What to do → State only the number of lines that contain the string "request".

Data to use →
********************
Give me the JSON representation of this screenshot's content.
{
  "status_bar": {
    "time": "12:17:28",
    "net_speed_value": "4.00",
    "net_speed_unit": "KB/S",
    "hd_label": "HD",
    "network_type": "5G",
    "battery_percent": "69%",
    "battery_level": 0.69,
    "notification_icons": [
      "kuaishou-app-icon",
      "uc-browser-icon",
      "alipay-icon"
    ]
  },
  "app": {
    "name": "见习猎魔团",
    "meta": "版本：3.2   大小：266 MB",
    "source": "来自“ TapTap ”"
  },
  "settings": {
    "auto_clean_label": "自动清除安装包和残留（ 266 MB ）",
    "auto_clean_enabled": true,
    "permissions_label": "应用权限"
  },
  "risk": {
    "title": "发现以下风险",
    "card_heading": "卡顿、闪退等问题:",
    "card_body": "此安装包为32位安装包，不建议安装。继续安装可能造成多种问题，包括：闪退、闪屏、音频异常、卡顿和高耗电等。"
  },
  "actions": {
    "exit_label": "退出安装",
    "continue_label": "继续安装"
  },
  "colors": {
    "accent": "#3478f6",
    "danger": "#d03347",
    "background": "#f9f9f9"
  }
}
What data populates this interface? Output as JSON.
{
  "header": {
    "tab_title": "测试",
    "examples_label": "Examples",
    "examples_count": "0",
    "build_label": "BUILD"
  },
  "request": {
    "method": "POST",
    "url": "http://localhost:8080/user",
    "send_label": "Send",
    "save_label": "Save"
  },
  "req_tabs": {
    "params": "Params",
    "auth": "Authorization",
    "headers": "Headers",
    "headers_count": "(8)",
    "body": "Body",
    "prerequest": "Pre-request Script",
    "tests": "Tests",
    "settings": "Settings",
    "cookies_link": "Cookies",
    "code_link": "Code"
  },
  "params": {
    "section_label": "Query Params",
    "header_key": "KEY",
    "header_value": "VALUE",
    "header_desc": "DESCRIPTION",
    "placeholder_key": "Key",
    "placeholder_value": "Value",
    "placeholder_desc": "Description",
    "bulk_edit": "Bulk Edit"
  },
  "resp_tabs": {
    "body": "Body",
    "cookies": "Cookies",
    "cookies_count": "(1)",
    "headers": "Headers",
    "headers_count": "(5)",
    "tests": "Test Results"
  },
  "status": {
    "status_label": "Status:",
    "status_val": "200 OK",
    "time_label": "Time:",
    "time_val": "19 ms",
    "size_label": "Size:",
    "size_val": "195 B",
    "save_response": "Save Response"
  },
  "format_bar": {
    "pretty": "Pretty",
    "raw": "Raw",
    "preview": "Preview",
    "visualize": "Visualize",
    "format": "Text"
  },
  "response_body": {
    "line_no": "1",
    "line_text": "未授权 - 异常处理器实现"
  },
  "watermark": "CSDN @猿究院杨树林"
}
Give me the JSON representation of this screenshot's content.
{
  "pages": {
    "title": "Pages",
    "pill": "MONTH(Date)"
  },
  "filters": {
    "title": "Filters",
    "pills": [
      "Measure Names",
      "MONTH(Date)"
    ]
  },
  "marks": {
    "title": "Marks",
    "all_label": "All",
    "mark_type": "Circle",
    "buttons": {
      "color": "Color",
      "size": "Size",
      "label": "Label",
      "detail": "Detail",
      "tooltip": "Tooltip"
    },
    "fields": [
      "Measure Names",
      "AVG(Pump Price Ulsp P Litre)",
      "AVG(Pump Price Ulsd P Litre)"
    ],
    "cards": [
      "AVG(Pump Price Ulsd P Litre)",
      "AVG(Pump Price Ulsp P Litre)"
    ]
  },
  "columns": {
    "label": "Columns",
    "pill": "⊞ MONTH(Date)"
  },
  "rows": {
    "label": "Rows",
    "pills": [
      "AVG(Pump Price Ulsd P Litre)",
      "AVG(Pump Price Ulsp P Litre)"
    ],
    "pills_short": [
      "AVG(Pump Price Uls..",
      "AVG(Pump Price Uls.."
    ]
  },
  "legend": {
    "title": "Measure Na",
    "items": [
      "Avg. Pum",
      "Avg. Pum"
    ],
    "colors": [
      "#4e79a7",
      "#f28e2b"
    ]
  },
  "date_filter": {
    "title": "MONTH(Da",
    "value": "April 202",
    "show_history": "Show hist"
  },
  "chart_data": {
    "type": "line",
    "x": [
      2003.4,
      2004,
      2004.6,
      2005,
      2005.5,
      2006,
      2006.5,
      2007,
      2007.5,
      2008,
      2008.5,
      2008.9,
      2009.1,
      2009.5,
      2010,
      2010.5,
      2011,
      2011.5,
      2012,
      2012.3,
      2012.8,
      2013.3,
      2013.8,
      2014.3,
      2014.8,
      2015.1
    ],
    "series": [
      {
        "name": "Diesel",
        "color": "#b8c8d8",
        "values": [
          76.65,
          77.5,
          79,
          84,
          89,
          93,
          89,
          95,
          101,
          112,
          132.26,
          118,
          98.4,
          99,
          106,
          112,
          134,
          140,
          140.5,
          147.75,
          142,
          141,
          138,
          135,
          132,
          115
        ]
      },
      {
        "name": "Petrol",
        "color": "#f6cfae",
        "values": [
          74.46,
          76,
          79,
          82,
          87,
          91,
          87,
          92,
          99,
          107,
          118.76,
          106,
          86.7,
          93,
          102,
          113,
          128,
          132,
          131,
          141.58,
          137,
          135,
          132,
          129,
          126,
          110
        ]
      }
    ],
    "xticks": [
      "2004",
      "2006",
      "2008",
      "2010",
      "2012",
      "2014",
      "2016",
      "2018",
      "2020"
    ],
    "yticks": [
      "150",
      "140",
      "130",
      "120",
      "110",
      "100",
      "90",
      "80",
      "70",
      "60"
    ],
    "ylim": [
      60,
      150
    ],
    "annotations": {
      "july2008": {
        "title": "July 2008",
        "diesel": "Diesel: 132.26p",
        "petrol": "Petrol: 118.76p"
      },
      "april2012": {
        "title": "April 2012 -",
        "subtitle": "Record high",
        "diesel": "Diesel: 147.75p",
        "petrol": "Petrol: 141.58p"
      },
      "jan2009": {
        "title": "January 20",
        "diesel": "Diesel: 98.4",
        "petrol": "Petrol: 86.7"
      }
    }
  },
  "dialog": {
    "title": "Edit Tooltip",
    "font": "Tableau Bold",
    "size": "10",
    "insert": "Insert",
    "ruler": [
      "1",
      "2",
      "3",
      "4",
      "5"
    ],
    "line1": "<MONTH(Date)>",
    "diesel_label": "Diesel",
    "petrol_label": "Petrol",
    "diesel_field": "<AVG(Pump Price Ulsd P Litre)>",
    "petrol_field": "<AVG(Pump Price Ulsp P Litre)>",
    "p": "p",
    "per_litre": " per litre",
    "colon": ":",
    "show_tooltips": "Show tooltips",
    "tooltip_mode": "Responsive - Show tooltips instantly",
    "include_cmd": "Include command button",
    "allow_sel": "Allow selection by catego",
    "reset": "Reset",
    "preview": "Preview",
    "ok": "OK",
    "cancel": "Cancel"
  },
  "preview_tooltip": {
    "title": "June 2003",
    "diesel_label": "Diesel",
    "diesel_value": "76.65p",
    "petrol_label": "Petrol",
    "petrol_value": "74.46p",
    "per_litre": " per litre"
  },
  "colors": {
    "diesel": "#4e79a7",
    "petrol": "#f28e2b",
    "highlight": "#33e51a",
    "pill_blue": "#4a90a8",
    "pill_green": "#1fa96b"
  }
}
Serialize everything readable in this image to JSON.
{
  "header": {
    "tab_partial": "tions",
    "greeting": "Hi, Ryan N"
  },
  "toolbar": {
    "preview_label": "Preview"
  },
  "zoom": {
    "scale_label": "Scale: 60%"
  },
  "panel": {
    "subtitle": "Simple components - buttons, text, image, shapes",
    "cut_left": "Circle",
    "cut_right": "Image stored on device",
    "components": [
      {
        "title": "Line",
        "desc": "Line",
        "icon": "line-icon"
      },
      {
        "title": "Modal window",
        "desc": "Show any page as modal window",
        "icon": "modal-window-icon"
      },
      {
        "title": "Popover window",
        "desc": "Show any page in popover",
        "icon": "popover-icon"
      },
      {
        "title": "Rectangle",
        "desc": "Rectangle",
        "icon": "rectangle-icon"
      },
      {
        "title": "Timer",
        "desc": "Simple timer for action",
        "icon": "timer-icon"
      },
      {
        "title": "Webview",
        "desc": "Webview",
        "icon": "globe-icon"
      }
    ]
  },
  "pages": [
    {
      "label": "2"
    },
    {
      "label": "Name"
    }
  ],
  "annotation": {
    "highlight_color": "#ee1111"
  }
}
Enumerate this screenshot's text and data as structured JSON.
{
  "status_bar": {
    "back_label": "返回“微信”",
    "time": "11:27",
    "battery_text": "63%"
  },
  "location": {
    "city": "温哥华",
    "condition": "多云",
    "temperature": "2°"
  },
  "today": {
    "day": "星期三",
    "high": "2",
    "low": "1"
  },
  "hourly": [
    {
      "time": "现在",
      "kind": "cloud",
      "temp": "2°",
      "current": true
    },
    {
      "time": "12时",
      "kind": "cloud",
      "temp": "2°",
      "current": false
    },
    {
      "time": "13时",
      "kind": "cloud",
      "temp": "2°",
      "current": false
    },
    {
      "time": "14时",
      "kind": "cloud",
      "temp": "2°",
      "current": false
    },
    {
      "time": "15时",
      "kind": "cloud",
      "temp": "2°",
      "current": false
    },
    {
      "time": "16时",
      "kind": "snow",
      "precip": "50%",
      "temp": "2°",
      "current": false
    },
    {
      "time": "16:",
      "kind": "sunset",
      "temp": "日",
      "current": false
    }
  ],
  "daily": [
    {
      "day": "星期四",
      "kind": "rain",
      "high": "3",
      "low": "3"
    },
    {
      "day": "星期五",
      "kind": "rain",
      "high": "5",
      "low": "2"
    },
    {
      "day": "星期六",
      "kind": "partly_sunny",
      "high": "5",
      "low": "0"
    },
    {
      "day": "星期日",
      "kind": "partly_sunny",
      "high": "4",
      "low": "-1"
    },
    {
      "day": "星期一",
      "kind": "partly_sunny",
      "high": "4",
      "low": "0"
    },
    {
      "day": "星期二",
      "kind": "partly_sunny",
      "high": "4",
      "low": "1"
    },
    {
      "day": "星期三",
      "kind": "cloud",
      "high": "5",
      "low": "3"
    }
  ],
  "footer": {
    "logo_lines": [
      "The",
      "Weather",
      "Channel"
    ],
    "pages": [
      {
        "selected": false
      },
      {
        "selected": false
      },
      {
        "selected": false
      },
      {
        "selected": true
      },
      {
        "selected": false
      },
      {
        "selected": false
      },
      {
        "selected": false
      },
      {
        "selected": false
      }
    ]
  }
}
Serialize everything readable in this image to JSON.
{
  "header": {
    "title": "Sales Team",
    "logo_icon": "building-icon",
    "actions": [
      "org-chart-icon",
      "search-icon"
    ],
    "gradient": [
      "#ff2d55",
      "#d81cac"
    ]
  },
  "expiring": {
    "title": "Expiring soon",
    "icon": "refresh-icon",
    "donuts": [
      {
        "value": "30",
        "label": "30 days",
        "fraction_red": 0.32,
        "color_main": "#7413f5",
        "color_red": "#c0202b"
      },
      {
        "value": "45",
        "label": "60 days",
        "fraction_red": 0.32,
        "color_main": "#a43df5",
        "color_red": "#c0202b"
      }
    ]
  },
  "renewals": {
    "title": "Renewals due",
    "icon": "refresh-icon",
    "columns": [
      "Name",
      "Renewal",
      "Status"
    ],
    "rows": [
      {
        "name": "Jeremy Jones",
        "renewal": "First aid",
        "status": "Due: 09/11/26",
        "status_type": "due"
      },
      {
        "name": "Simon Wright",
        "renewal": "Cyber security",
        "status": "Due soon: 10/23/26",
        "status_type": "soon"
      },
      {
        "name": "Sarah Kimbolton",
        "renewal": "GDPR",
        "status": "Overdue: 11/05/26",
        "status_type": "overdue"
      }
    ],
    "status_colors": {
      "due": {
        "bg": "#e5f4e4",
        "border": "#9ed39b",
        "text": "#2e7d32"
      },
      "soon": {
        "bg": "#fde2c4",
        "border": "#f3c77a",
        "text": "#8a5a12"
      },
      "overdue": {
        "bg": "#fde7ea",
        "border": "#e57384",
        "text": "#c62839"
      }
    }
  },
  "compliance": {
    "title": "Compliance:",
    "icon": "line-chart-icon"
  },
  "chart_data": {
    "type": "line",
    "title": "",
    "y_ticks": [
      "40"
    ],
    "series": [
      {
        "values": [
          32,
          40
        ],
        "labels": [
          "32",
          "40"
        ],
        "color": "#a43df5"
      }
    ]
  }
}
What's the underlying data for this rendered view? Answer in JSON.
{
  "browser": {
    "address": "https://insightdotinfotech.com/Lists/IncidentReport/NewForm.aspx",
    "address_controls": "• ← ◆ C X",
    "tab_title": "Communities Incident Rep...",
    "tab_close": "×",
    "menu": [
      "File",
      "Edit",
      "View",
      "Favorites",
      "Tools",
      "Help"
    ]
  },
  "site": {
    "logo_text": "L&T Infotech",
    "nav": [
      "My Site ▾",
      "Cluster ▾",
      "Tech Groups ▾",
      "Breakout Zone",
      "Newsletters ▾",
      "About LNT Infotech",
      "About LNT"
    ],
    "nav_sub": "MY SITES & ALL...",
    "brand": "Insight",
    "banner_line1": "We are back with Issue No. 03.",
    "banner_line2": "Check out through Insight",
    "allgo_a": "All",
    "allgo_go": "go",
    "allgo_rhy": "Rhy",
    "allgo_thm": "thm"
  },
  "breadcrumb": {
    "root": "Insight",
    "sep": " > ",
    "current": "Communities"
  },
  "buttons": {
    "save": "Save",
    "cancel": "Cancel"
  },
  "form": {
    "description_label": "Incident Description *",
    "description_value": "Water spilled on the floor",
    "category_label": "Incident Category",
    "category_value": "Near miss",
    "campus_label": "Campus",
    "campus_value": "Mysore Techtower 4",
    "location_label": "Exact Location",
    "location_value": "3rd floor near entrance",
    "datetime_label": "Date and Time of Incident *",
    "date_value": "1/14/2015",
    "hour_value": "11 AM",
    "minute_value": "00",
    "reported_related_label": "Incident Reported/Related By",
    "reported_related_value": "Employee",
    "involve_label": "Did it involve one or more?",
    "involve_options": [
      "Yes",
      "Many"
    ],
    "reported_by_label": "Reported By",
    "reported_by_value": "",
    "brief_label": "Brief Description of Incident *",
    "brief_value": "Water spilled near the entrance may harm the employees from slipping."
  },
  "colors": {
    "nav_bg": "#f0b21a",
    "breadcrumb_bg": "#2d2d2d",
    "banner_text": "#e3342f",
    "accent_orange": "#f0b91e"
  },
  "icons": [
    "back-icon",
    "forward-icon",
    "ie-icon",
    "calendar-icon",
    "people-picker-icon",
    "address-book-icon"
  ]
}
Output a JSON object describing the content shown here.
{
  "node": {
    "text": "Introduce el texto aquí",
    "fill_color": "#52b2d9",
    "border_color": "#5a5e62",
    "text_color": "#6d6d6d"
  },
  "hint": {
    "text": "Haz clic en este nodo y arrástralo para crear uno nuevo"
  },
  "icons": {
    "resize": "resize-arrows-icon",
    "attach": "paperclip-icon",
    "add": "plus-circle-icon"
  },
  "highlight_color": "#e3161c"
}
********************
The completed task → 2